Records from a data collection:
________________________________________

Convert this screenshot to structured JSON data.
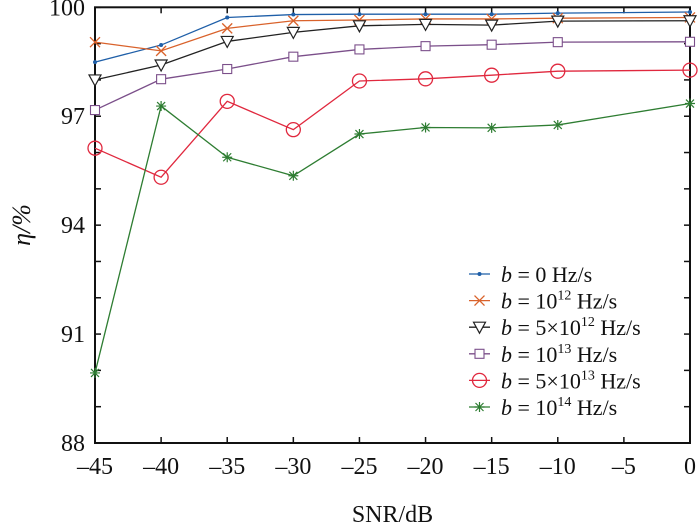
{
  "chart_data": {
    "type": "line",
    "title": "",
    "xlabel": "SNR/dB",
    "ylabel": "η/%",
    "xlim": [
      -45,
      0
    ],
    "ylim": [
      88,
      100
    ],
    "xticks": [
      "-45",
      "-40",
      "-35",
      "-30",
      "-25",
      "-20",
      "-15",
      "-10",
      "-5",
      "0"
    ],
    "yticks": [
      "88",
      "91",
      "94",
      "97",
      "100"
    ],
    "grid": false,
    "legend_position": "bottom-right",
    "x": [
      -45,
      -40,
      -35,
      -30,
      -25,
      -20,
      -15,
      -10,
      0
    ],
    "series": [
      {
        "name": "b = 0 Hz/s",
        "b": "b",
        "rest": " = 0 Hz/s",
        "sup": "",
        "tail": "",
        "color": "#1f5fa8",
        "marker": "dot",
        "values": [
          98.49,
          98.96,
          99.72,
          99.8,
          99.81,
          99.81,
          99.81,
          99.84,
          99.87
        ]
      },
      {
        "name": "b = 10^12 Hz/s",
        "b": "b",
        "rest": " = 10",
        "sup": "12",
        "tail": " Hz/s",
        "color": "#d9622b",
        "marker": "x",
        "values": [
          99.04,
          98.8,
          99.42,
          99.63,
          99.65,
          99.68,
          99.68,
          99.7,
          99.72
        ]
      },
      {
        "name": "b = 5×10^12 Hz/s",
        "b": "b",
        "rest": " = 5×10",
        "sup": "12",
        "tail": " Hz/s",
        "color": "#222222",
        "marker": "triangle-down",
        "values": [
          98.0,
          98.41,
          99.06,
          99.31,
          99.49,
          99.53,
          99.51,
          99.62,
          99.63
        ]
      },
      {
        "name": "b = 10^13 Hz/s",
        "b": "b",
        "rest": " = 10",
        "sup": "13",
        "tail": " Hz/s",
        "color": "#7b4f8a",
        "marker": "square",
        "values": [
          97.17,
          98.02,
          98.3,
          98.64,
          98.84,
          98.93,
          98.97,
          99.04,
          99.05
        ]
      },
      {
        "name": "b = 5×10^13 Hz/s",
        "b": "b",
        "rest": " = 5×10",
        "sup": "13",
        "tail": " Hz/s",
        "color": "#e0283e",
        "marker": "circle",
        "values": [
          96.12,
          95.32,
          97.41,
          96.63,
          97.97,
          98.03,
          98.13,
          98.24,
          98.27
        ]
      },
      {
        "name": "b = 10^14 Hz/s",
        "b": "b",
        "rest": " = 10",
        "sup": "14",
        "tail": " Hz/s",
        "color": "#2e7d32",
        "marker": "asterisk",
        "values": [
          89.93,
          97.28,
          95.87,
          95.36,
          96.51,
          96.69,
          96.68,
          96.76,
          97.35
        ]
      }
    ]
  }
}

________________________________________

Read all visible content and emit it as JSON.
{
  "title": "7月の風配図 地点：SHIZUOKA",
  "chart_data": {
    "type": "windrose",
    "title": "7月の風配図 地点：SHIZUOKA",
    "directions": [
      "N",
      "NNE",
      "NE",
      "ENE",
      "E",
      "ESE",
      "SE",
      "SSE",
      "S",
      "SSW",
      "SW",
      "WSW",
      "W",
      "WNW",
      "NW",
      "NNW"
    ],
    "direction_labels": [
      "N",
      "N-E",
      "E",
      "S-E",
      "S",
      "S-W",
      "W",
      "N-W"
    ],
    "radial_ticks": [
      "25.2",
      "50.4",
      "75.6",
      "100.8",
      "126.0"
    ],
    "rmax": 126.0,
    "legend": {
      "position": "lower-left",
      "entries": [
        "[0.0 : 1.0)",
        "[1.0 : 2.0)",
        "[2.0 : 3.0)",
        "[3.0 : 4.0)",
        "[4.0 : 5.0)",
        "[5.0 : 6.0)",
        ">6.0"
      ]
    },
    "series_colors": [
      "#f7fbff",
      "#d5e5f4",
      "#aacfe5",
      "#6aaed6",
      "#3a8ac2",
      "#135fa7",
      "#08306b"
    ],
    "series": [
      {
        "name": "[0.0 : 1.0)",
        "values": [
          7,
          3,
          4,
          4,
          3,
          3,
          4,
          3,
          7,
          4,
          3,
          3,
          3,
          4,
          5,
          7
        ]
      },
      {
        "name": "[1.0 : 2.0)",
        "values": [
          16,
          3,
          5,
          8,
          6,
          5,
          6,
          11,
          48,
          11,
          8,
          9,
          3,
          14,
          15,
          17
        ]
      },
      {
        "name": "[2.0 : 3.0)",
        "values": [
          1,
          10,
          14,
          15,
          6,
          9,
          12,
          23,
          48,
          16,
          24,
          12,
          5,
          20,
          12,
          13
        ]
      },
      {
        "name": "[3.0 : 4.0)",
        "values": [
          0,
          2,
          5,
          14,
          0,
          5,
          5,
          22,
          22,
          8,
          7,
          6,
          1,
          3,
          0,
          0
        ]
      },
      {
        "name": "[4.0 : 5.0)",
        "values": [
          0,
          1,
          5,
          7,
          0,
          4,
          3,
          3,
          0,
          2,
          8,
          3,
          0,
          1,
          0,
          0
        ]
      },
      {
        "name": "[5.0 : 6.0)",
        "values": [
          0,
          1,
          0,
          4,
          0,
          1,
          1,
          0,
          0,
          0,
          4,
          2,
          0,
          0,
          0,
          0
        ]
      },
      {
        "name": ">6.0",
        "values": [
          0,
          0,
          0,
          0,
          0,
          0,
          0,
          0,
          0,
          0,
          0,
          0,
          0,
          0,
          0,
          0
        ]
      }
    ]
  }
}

________________________________________

What is needed — Using the listing above, show every line that includes the string "title".

Written response —
    "title": "",
  "title": "7月の風配図 地点：SHIZUOKA",
    "title": "7月の風配図 地点：SHIZUOKA",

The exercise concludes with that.